───── Material to process

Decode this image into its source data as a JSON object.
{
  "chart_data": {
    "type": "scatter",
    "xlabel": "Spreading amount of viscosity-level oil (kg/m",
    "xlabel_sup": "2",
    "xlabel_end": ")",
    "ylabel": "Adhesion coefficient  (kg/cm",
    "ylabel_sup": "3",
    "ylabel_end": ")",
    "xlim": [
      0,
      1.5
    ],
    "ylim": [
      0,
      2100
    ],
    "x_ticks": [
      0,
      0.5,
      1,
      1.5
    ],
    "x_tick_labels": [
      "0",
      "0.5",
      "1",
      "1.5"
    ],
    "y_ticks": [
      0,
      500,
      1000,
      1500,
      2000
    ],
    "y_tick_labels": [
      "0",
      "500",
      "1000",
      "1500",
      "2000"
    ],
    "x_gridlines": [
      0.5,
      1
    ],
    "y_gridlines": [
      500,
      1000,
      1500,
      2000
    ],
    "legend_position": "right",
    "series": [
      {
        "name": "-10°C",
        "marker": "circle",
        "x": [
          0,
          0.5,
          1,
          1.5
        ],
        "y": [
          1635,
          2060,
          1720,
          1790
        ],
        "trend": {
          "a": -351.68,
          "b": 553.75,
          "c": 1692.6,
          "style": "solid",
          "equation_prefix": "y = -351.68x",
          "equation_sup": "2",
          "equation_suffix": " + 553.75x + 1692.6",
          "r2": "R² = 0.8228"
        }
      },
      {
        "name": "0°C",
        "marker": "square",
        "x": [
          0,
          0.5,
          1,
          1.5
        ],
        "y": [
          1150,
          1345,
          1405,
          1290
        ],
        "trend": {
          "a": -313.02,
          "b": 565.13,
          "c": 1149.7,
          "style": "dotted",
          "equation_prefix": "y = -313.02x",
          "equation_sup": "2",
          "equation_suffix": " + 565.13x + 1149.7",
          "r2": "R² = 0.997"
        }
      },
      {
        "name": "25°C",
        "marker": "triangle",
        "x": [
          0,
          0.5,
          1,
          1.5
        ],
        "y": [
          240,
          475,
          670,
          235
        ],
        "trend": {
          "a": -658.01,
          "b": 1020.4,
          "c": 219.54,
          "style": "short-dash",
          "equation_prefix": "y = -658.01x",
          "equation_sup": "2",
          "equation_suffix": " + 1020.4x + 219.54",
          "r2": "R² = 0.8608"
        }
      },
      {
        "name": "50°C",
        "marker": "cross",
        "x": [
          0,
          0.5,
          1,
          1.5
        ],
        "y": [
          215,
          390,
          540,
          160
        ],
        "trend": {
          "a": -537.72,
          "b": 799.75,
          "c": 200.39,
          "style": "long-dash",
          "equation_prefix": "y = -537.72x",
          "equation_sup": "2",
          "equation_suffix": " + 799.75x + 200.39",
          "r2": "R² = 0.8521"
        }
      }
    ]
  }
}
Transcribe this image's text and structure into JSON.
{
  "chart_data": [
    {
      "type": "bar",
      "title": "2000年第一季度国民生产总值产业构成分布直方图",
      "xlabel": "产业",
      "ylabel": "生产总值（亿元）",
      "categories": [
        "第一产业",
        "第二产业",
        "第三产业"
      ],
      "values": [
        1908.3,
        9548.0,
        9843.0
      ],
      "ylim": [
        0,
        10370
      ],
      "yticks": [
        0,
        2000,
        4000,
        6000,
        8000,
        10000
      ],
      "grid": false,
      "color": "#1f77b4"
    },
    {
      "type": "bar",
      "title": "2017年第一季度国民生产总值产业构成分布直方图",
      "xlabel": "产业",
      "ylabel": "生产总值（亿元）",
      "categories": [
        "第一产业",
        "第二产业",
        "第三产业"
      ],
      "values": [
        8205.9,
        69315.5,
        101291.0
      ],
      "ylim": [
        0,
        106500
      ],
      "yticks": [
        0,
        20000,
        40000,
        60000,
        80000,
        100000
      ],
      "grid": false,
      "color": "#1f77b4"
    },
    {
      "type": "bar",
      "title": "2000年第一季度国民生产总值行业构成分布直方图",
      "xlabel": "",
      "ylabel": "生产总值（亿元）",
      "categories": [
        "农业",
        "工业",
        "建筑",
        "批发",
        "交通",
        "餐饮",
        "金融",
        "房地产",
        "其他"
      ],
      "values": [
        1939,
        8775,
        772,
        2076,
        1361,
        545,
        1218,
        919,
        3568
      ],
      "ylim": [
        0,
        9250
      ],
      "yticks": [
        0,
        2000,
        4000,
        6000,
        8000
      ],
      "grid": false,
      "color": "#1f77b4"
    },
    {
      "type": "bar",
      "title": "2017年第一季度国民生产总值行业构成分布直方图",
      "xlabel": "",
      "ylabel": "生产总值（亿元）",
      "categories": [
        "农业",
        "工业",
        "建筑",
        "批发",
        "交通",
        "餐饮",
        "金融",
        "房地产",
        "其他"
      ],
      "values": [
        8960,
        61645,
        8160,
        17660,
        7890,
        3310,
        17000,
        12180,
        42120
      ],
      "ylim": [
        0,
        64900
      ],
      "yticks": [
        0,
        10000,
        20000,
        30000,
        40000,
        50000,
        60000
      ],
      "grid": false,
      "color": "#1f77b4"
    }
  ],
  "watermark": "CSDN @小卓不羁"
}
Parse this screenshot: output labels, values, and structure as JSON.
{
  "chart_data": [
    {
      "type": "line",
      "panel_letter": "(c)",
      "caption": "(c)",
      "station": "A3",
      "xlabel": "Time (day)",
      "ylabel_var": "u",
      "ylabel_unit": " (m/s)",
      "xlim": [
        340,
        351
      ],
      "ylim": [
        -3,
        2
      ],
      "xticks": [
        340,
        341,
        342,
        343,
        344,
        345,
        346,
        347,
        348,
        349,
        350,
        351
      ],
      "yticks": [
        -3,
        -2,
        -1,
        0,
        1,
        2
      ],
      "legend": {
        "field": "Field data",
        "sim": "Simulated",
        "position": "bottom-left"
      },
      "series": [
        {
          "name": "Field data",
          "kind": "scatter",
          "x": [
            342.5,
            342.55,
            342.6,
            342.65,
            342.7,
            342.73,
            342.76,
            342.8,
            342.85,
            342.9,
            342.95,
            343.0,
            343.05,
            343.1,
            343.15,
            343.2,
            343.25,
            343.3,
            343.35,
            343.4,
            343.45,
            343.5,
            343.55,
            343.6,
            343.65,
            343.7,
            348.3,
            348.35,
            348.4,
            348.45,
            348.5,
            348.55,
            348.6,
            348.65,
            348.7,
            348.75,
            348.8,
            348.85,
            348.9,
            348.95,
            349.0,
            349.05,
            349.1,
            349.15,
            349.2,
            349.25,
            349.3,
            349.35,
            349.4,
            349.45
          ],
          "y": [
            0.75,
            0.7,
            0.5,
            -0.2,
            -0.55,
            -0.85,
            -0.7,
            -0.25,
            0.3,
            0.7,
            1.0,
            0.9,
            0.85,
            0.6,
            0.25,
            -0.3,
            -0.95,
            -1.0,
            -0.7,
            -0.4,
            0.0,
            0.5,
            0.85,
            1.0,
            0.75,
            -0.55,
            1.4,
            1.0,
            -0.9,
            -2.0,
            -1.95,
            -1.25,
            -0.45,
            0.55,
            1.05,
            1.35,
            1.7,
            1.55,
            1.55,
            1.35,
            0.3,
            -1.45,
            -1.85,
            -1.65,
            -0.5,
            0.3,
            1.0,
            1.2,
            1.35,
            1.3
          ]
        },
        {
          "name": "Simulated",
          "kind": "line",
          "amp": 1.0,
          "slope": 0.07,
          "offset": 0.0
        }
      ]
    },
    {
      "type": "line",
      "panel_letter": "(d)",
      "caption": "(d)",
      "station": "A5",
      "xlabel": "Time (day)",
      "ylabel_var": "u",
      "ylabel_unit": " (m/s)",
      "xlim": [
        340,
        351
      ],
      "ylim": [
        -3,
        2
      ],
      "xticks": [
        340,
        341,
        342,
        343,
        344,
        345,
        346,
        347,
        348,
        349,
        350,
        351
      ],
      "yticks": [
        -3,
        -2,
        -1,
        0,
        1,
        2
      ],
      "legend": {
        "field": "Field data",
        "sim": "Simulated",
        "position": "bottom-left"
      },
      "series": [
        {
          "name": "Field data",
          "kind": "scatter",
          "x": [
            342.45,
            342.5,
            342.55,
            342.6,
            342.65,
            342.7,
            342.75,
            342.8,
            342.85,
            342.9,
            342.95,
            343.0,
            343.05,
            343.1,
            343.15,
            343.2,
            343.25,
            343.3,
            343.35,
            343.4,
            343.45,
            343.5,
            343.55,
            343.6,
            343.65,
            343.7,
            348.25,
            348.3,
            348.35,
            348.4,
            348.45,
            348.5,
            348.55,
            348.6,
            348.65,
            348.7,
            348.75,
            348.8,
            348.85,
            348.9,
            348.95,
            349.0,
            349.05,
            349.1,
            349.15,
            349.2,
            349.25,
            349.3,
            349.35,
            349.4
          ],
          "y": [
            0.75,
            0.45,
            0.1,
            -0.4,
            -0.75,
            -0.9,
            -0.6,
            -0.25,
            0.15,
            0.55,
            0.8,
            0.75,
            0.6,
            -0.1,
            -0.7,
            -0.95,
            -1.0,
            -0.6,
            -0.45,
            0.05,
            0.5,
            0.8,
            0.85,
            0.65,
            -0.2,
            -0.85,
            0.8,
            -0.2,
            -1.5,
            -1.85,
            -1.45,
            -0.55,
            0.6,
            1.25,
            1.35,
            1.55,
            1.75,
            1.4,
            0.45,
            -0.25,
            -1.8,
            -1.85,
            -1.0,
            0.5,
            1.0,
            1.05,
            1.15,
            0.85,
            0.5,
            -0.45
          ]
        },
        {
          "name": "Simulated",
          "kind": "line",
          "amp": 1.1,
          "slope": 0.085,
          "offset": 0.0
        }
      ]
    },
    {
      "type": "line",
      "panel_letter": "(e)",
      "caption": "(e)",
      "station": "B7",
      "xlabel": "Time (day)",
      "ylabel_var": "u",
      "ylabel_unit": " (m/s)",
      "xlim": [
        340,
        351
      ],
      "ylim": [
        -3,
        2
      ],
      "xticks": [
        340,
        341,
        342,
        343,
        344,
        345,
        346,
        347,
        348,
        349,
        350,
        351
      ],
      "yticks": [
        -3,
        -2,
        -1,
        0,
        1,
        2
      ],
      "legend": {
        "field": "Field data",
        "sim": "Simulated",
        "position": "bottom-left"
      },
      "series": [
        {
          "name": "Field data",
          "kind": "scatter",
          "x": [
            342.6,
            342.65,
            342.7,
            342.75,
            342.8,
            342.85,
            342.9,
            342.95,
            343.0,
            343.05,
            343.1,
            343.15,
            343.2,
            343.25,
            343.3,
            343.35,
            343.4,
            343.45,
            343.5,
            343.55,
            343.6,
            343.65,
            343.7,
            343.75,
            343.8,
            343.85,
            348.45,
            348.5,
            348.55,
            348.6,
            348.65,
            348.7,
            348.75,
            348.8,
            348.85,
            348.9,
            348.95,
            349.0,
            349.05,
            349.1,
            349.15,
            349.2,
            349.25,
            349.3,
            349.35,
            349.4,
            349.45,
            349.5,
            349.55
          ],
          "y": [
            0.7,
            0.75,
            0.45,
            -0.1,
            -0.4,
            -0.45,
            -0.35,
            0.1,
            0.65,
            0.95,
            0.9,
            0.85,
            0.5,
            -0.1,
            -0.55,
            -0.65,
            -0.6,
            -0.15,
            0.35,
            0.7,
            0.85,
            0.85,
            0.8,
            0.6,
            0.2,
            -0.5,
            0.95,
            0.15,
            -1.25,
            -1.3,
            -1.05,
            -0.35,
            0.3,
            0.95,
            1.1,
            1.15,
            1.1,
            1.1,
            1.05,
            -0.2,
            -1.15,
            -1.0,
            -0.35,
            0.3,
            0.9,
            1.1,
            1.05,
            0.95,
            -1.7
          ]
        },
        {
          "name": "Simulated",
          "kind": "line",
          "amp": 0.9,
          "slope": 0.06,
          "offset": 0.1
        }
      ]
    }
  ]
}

──────────

Problem description | Look through the listing and extract every line with "into" in it.

Reply |
Decode this image into its source data as a JSON object.
Transcribe this image's text and structure into JSON.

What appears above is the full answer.